(Data records)
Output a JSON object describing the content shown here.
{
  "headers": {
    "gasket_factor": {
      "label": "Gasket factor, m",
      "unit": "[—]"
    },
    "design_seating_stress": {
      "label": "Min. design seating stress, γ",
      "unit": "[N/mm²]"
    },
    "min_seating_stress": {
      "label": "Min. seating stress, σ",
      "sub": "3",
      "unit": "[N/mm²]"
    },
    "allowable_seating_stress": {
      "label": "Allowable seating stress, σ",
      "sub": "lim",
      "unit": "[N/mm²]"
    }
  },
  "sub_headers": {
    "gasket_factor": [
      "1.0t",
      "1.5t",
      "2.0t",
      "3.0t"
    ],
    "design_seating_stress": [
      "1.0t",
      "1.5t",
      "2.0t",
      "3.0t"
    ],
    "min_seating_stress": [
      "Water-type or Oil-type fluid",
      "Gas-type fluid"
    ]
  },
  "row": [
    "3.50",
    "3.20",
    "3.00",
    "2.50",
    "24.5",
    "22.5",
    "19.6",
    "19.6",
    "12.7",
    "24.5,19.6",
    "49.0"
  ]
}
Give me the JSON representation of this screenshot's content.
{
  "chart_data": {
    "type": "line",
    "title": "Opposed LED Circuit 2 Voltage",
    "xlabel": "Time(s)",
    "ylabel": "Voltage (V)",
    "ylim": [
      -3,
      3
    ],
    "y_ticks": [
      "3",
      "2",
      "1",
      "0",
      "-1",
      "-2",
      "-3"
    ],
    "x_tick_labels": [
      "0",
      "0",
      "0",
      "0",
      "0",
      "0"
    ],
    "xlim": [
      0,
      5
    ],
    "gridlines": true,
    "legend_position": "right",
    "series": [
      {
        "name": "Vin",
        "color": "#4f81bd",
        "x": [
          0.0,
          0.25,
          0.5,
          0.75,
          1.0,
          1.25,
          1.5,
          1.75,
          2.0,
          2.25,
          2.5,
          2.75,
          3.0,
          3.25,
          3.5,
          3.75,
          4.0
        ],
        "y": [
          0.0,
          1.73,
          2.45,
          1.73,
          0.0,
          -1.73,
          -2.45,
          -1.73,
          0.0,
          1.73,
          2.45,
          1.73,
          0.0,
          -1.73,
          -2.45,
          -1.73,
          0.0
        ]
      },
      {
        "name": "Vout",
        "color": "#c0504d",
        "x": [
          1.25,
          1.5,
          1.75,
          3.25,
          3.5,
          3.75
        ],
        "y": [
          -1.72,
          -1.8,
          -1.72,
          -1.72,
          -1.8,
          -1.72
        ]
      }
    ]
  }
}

==

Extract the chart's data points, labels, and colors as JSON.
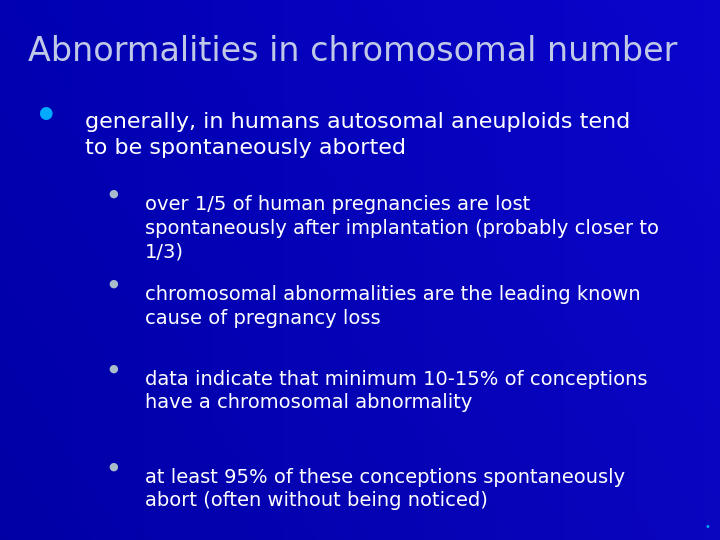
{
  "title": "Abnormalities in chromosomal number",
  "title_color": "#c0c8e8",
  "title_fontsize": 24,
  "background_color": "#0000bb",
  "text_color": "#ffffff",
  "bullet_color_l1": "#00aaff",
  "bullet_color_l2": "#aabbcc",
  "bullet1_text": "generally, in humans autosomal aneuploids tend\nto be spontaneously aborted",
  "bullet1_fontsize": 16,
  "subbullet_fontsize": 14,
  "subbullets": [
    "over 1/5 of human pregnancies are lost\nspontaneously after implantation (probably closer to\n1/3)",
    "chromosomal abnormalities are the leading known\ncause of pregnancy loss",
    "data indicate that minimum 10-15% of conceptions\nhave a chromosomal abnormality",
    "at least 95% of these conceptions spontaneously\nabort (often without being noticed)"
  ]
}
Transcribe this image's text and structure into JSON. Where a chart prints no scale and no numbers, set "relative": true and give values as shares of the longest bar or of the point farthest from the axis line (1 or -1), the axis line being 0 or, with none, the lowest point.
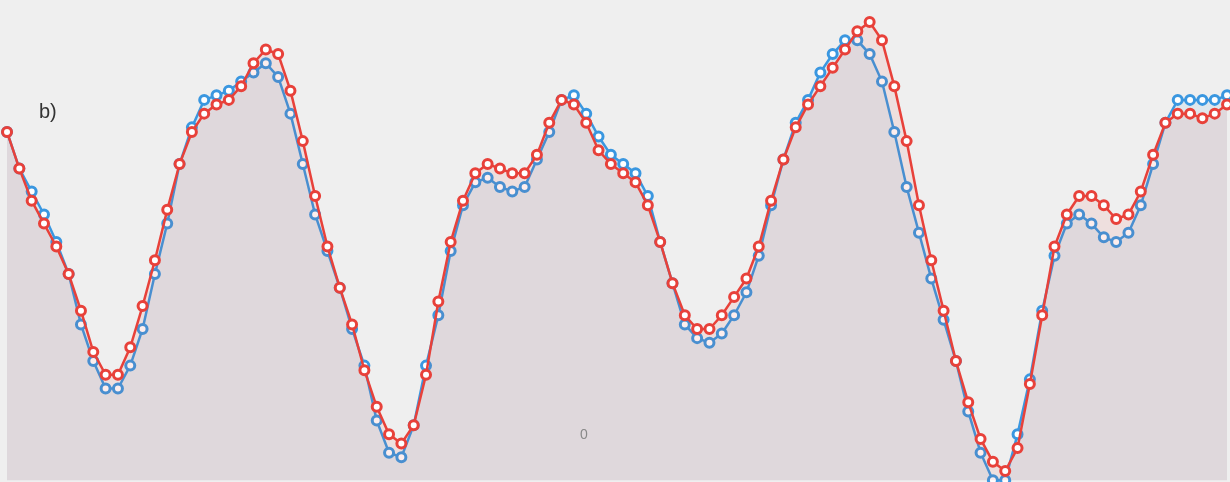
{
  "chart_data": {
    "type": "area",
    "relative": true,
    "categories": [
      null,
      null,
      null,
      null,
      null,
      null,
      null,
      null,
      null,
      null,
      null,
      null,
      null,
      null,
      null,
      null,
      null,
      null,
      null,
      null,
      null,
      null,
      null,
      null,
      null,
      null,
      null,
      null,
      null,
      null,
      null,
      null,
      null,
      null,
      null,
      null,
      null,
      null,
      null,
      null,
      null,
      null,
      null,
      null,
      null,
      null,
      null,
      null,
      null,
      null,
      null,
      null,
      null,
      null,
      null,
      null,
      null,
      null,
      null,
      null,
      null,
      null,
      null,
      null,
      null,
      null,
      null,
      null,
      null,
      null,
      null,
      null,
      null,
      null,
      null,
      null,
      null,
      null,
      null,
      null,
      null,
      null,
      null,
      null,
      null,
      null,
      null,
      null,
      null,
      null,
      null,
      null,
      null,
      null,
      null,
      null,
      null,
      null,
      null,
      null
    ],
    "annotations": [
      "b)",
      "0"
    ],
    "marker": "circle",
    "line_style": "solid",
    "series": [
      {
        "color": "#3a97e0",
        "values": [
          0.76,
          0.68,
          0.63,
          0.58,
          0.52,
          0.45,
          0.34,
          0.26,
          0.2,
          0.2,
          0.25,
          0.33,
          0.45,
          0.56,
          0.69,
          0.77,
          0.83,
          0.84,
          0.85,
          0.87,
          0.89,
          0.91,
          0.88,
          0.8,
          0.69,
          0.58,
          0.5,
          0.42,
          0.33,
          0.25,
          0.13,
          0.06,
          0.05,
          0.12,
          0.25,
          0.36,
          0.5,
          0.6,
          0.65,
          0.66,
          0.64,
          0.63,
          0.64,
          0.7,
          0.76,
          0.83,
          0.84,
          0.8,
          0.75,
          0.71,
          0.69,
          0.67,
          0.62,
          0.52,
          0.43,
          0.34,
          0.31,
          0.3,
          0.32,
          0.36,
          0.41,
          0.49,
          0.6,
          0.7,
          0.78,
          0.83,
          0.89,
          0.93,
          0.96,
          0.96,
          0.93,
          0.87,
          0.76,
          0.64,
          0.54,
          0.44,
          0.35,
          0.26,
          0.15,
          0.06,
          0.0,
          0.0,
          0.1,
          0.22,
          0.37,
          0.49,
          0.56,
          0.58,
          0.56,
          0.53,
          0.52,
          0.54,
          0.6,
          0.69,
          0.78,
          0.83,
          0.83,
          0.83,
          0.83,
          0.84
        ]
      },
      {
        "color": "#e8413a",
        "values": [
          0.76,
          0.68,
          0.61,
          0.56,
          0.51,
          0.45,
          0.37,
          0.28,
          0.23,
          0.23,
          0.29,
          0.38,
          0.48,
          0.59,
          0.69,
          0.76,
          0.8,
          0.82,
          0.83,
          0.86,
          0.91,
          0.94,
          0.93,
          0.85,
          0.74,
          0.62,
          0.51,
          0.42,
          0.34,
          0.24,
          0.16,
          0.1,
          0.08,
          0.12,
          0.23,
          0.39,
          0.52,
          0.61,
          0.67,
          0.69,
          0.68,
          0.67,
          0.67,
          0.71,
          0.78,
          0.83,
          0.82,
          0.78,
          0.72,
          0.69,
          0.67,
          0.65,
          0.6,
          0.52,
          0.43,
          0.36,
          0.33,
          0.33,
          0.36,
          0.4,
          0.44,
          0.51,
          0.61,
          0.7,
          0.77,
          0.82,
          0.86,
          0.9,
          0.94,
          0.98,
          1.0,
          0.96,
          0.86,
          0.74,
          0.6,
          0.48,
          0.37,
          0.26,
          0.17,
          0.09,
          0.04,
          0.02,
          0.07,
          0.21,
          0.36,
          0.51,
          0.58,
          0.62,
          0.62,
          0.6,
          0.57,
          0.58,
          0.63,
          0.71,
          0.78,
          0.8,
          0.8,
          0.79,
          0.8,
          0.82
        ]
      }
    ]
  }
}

---

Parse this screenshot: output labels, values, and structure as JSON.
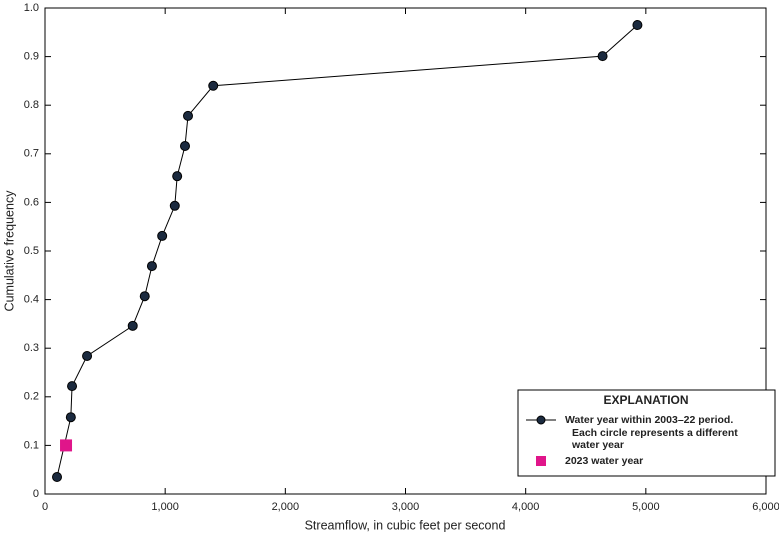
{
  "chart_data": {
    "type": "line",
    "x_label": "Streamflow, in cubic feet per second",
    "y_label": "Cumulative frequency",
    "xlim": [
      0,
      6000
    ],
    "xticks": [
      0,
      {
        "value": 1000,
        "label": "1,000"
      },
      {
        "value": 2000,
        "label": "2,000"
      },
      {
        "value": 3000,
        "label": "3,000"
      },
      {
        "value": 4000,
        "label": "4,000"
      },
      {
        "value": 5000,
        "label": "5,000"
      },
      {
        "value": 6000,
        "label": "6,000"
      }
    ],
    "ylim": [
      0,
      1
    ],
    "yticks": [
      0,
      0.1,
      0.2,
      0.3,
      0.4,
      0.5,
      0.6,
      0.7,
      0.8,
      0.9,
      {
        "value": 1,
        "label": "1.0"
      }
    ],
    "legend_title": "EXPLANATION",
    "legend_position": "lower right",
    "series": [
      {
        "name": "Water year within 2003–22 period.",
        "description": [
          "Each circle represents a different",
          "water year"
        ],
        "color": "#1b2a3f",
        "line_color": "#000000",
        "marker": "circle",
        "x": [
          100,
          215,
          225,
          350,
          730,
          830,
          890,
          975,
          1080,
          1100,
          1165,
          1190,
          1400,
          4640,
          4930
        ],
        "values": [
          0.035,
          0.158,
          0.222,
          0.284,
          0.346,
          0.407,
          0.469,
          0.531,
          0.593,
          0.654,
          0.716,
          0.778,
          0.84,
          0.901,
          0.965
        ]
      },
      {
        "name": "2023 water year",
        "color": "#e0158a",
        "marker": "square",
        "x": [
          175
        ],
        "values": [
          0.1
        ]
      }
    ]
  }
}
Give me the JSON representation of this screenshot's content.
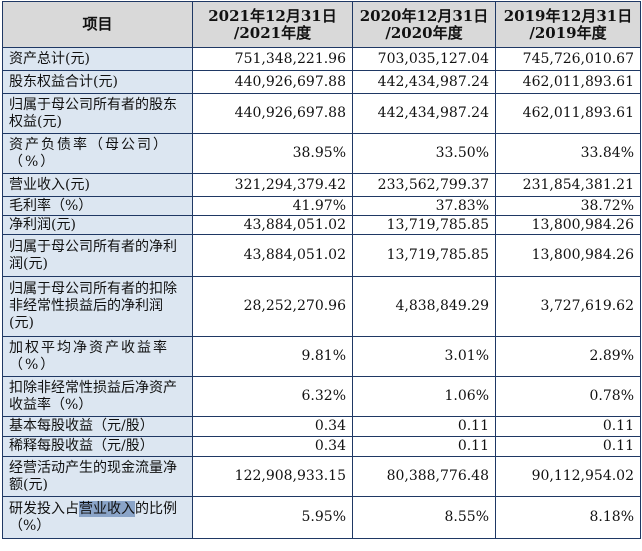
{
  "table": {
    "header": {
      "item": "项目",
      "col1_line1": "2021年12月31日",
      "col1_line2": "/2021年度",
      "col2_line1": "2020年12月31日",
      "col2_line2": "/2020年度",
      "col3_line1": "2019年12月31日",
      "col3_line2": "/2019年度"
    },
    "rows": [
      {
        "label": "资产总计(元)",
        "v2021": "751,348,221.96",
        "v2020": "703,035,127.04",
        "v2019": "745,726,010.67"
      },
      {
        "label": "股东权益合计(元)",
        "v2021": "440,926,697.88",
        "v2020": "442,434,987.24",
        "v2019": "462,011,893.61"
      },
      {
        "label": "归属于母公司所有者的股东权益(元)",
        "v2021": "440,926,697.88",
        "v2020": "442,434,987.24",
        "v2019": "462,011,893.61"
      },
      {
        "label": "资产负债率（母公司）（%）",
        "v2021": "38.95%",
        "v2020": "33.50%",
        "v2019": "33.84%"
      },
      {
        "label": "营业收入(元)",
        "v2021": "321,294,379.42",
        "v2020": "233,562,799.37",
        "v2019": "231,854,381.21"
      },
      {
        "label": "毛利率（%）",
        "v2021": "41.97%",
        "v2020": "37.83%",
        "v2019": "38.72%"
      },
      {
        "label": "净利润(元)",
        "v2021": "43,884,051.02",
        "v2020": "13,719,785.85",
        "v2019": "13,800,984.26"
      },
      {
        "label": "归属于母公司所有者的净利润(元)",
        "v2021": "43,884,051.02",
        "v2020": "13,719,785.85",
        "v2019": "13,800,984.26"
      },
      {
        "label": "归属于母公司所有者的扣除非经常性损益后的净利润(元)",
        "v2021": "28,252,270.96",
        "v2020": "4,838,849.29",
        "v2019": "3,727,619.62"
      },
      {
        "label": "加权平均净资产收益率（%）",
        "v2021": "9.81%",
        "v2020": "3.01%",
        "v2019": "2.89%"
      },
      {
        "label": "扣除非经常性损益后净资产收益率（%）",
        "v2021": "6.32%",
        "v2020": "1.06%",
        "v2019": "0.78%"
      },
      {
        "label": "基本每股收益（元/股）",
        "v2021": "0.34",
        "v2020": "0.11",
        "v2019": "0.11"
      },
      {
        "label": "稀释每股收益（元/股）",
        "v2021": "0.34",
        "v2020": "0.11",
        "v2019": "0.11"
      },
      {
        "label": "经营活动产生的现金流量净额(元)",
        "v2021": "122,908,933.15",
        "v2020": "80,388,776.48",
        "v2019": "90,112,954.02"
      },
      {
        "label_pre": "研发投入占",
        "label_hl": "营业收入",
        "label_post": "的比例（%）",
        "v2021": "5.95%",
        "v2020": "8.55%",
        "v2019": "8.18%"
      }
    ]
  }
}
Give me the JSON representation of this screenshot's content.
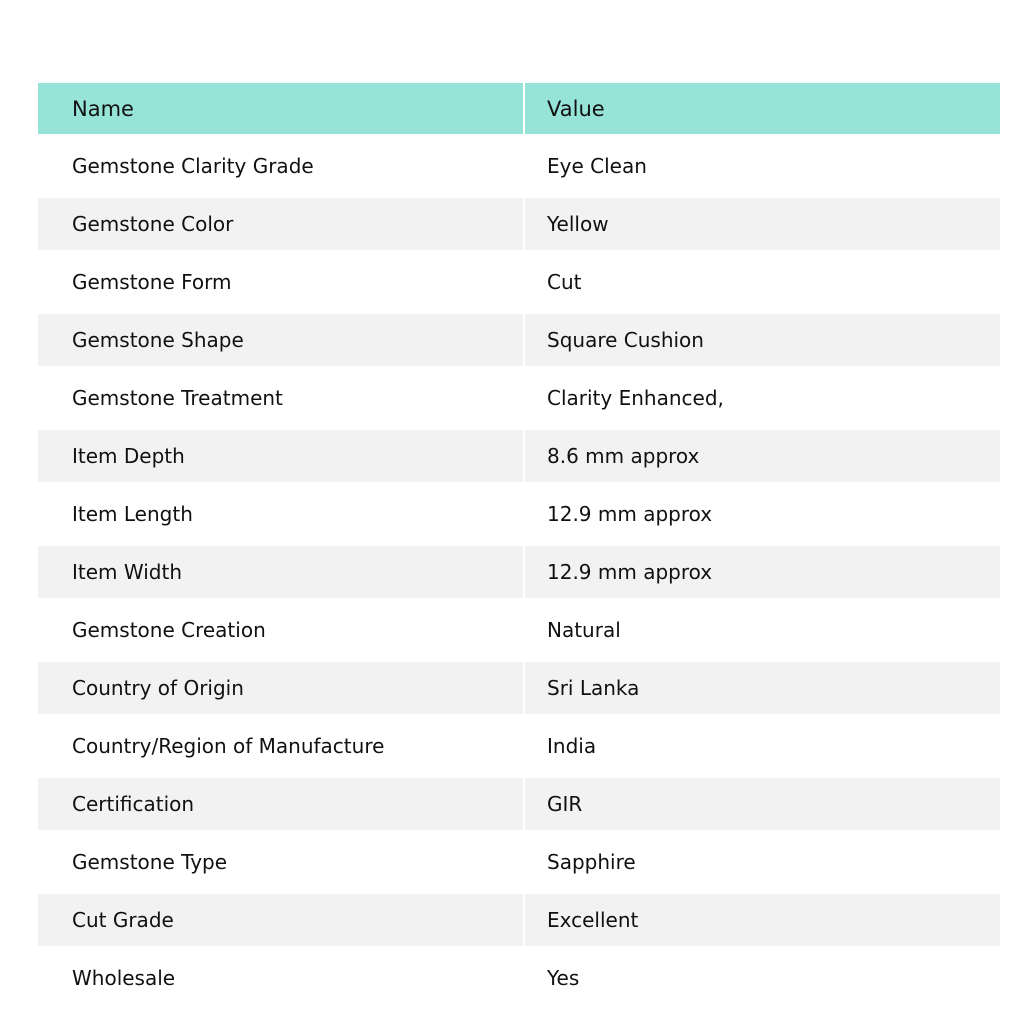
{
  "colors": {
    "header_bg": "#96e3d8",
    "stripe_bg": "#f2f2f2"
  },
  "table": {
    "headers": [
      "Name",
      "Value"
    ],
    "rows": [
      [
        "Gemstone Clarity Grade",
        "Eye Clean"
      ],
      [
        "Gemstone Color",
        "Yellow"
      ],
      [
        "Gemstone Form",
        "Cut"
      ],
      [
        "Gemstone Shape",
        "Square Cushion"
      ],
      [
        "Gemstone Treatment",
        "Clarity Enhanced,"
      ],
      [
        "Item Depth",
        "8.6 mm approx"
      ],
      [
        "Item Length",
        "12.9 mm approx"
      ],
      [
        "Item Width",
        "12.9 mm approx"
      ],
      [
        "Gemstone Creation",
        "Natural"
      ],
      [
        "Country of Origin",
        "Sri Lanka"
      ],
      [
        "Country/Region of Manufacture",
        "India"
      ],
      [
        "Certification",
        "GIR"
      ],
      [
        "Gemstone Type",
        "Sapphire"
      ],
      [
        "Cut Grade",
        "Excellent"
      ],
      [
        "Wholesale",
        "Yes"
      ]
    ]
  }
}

### What needs to be done
Report only how many lines in the records contain the word "Country".

### Task answer
2